From the records below, copy every line that contains the word "structured".

§ **INFORMATION PROVIDED**
'''
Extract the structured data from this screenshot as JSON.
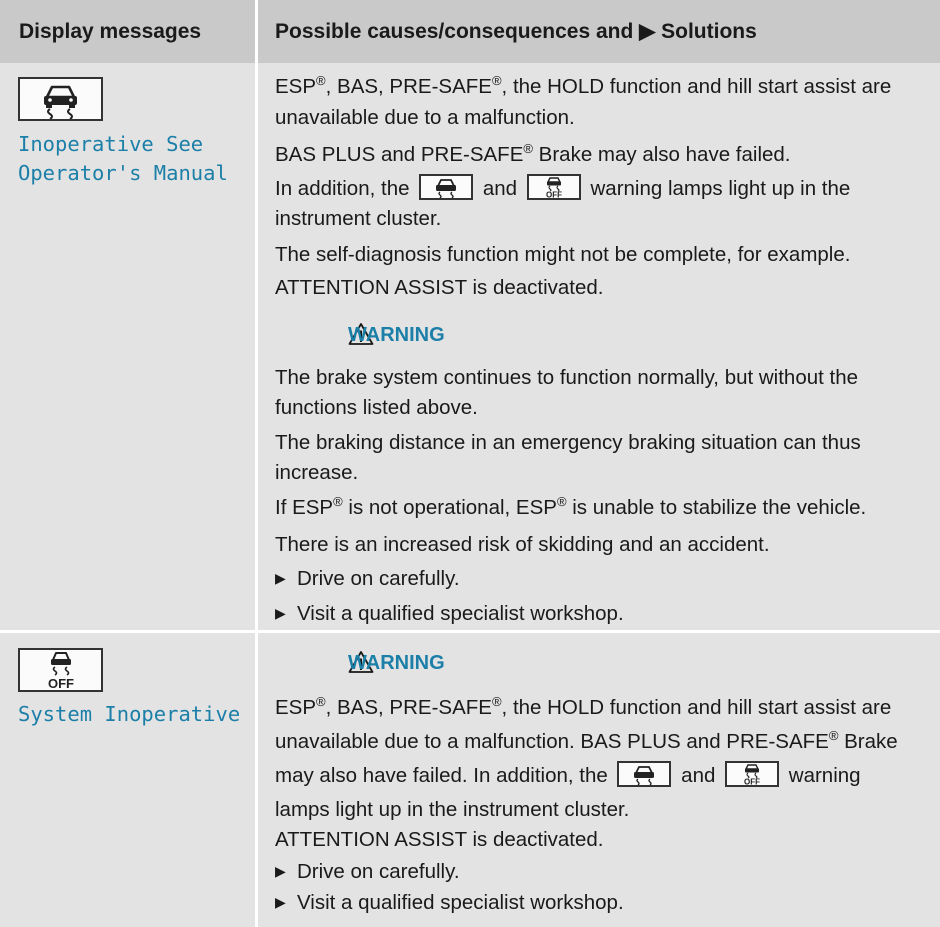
{
  "header": {
    "col1": "Display messages",
    "col2": "Possible causes/consequences and ▶ Solutions"
  },
  "icons": {
    "esp": "esp-skid-icon",
    "esp_off": "esp-off-icon",
    "warning": "warning-triangle-icon"
  },
  "colors": {
    "accent": "#1b7fa8",
    "header_bg": "#c9c9c9",
    "cell_bg": "#e3e3e3"
  },
  "row1": {
    "message": "Inoperative See\nOperator's Manual",
    "lines": [
      {
        "segs": [
          "ESP",
          "®",
          ", BAS, PRE-SAFE",
          "®",
          ", the HOLD function and hill start assist are"
        ]
      },
      {
        "text": "unavailable due to a malfunction."
      },
      {
        "segs": [
          "BAS PLUS and PRE-SAFE",
          "®",
          " Brake may also have failed."
        ]
      },
      {
        "parts": [
          "In addition, the",
          "and",
          "warning lamps light up in the"
        ]
      },
      {
        "text": "instrument cluster."
      },
      {
        "text": "The self-diagnosis function might not be complete, for example."
      },
      {
        "text": "ATTENTION ASSIST is deactivated."
      }
    ],
    "warning_label": "WARNING",
    "warning_lines": [
      {
        "text": "The brake system continues to function normally, but without the"
      },
      {
        "text": "functions listed above."
      },
      {
        "text": "The braking distance in an emergency braking situation can thus"
      },
      {
        "text": "increase."
      },
      {
        "segs": [
          "If ESP",
          "®",
          " is not operational, ESP",
          "®",
          " is unable to stabilize the vehicle."
        ]
      },
      {
        "text": "There is an increased risk of skidding and an accident."
      }
    ],
    "bullets": [
      "Drive on carefully.",
      "Visit a qualified specialist workshop."
    ]
  },
  "row2": {
    "message": "System Inoperative",
    "warning_label": "WARNING",
    "lines": [
      {
        "segs": [
          "ESP",
          "®",
          ", BAS, PRE-SAFE",
          "®",
          ", the HOLD function and hill start assist are"
        ]
      },
      {
        "segs": [
          "unavailable due to a malfunction. BAS PLUS and PRE-SAFE",
          "®",
          " Brake"
        ]
      },
      {
        "parts": [
          "may also have failed. In addition, the",
          "and",
          "warning"
        ]
      },
      {
        "text": "lamps light up in the instrument cluster."
      },
      {
        "text": "ATTENTION ASSIST is deactivated."
      }
    ],
    "bullets": [
      "Drive on carefully.",
      "Visit a qualified specialist workshop."
    ]
  }
}
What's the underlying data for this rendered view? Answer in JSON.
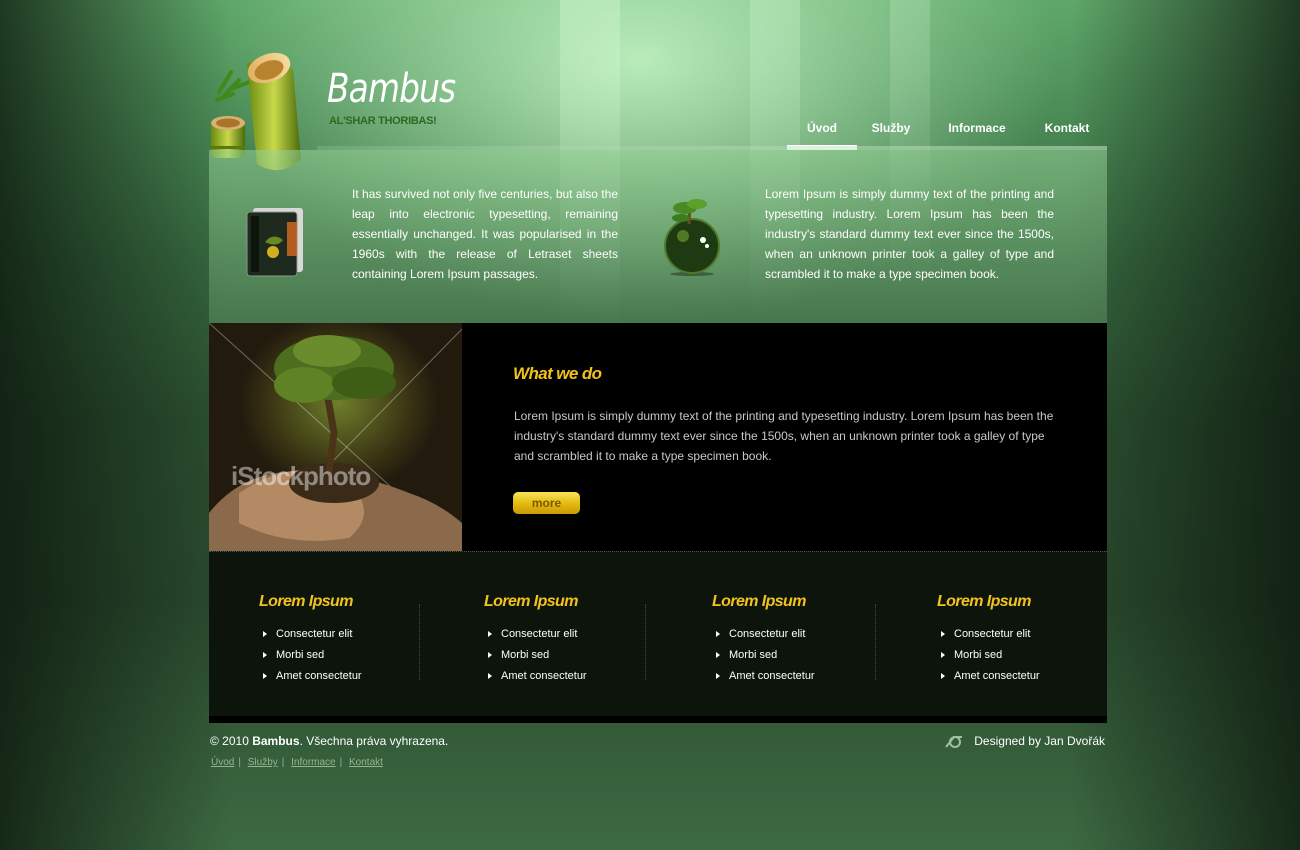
{
  "header": {
    "brand": "Bambus",
    "tagline": "AL'SHAR THORIBAS!"
  },
  "nav": {
    "items": [
      "Úvod",
      "Služby",
      "Informace",
      "Kontakt"
    ],
    "active": "Úvod"
  },
  "features": {
    "left_text": "It has survived not only five centuries, but also the leap into electronic typesetting, remaining essentially unchanged. It was popularised in the 1960s with the release of Letraset sheets containing Lorem Ipsum passages.",
    "right_text": "Lorem Ipsum is simply dummy text of the printing and typesetting industry. Lorem Ipsum has been the industry's standard dummy text ever since the 1500s, when an unknown printer took a galley of type and scrambled it to make a type specimen book."
  },
  "what_we_do": {
    "title": "What we do",
    "body": "Lorem Ipsum is simply dummy text of the printing and typesetting industry. Lorem Ipsum has been the industry's standard dummy text ever since the 1500s, when an unknown printer took a galley of type and scrambled it to make a type specimen book.",
    "more_label": "more",
    "photo_watermark": "iStockphoto"
  },
  "columns": [
    {
      "title": "Lorem Ipsum",
      "links": [
        "Consectetur elit",
        "Morbi sed",
        "Amet consectetur"
      ]
    },
    {
      "title": "Lorem Ipsum",
      "links": [
        "Consectetur elit",
        "Morbi sed",
        "Amet consectetur"
      ]
    },
    {
      "title": "Lorem Ipsum",
      "links": [
        "Consectetur elit",
        "Morbi sed",
        "Amet consectetur"
      ]
    },
    {
      "title": "Lorem Ipsum",
      "links": [
        "Consectetur elit",
        "Morbi sed",
        "Amet consectetur"
      ]
    }
  ],
  "footer": {
    "copyright_prefix": "© 2010 ",
    "copyright_brand": "Bambus",
    "copyright_suffix": ". Všechna práva vyhrazena.",
    "links": [
      "Úvod",
      "Služby",
      "Informace",
      "Kontakt"
    ],
    "designer": "Designed by Jan Dvořák"
  },
  "colors": {
    "accent_yellow": "#f2c21c",
    "brand_green": "#2d6a1e",
    "panel_black": "#000000"
  }
}
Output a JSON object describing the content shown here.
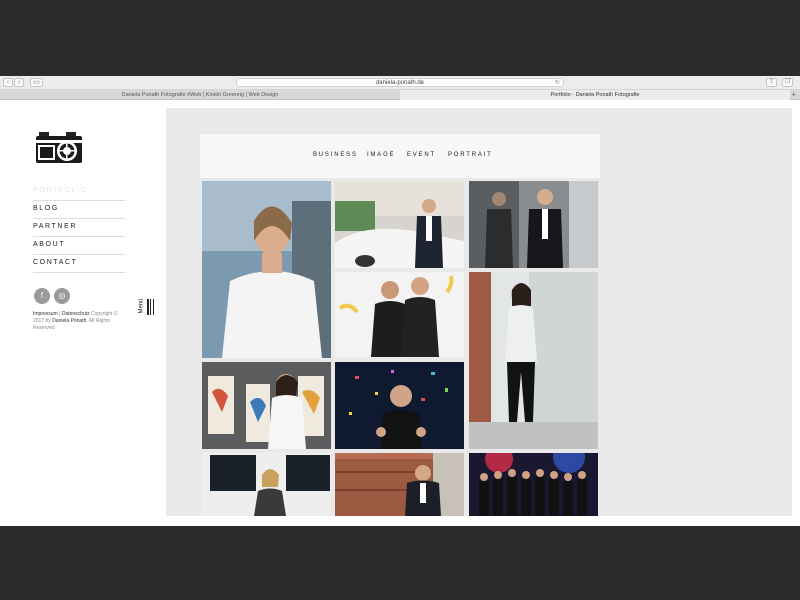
{
  "browser": {
    "url": "daniela-ponath.de",
    "tabs": [
      {
        "label": "Daniela Ponath Fotografie #Web | Kirstin Greenrig | Web Design"
      },
      {
        "label": "Portfolio - Daniela Ponath Fotografie"
      }
    ]
  },
  "sidebar": {
    "menu": [
      {
        "label": "PORTFOLIO"
      },
      {
        "label": "BLOG"
      },
      {
        "label": "PARTNER"
      },
      {
        "label": "ABOUT"
      },
      {
        "label": "CONTACT"
      }
    ],
    "social": [
      {
        "icon": "facebook-icon",
        "glyph": "f"
      },
      {
        "icon": "pinterest-icon",
        "glyph": "◎"
      }
    ],
    "footer": {
      "impressum": "Impressum",
      "separator": "|",
      "datenschutz": "Datenschutz",
      "copyright": "Copyright © 2017 by",
      "owner": "Daniela Ponath",
      "rights": ". All Rights Reserved"
    },
    "menu_toggle": "Menü"
  },
  "portfolio_nav": [
    {
      "label": "BUSINESS"
    },
    {
      "label": "IMAGE"
    },
    {
      "label": "EVENT"
    },
    {
      "label": "PORTRAIT"
    }
  ],
  "colors": {
    "page_bg": "#e9e9e9",
    "nav_bg": "#f7f7f7",
    "text": "#222222"
  }
}
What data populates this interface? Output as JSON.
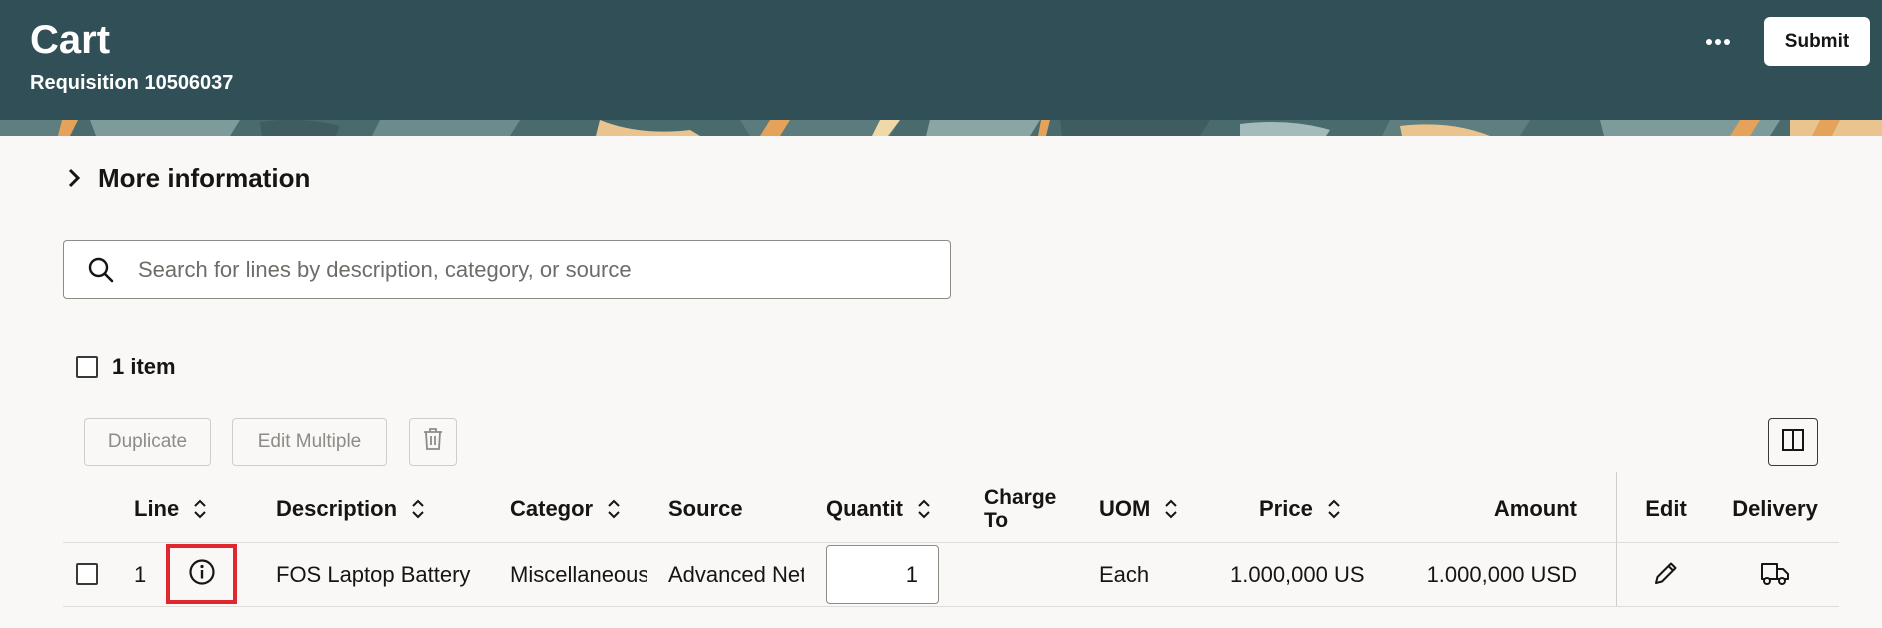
{
  "header": {
    "title": "Cart",
    "subtitle": "Requisition 10506037",
    "more_icon": "more-horizontal-icon",
    "submit_label": "Submit",
    "background_color": "#314f56"
  },
  "more_information": {
    "label": "More information",
    "icon": "chevron-right-icon"
  },
  "search": {
    "placeholder": "Search for lines by description, category, or source",
    "value": "",
    "icon": "search-icon"
  },
  "selection": {
    "count_label": "1 item"
  },
  "toolbar": {
    "duplicate_label": "Duplicate",
    "edit_multiple_label": "Edit Multiple",
    "delete_icon": "trash-icon",
    "columns_icon": "panel-columns-icon"
  },
  "table": {
    "columns": {
      "line": "Line",
      "description": "Description",
      "category": "Categor",
      "source": "Source",
      "quantity": "Quantit",
      "charge_to": "Charge\nTo",
      "uom": "UOM",
      "price": "Price",
      "amount": "Amount",
      "edit": "Edit",
      "delivery": "Delivery"
    },
    "rows": [
      {
        "line": "1",
        "info_icon": "info-icon",
        "description": "FOS Laptop Battery",
        "category": "Miscellaneous",
        "source": "Advanced Net",
        "quantity": "1",
        "charge_to": "",
        "uom": "Each",
        "price": "1.000,000 US",
        "amount": "1.000,000 USD",
        "edit_icon": "pencil-icon",
        "delivery_icon": "truck-icon"
      }
    ]
  },
  "colors": {
    "highlight": "#e0262f",
    "header_bg": "#314f56",
    "page_bg": "#f9f8f6"
  }
}
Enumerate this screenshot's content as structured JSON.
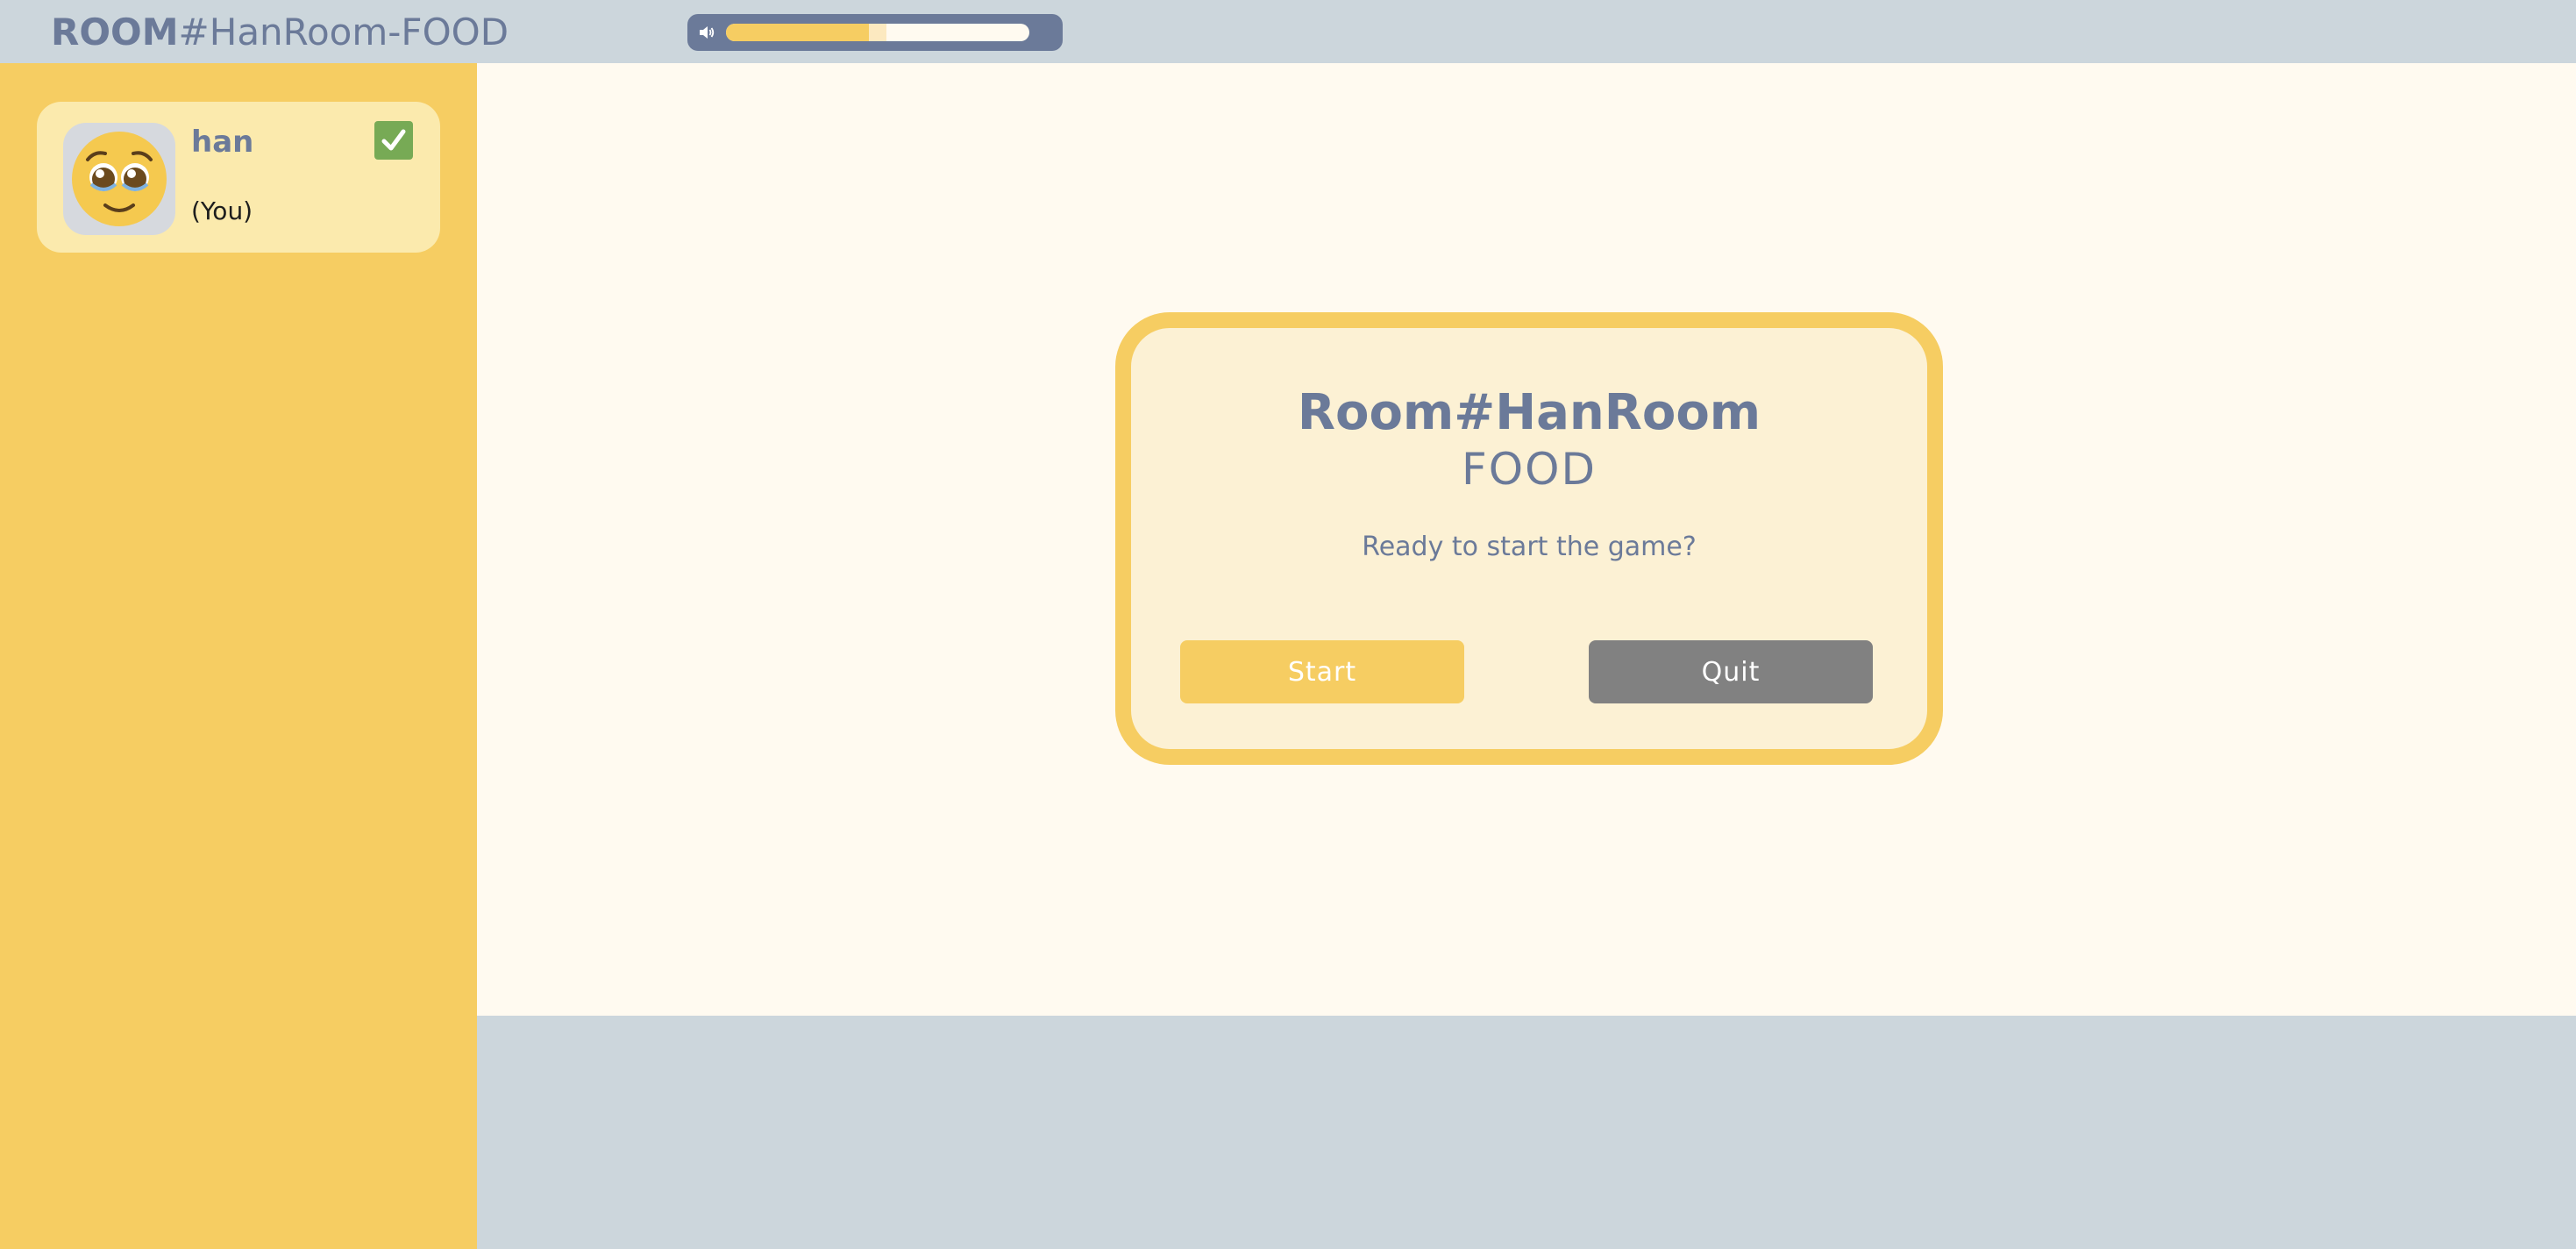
'''
§ **SOLUTION FOR THIS TASK**
Extract the structured data from this screenshot as JSON.
Enumerate this screenshot's content as structured JSON.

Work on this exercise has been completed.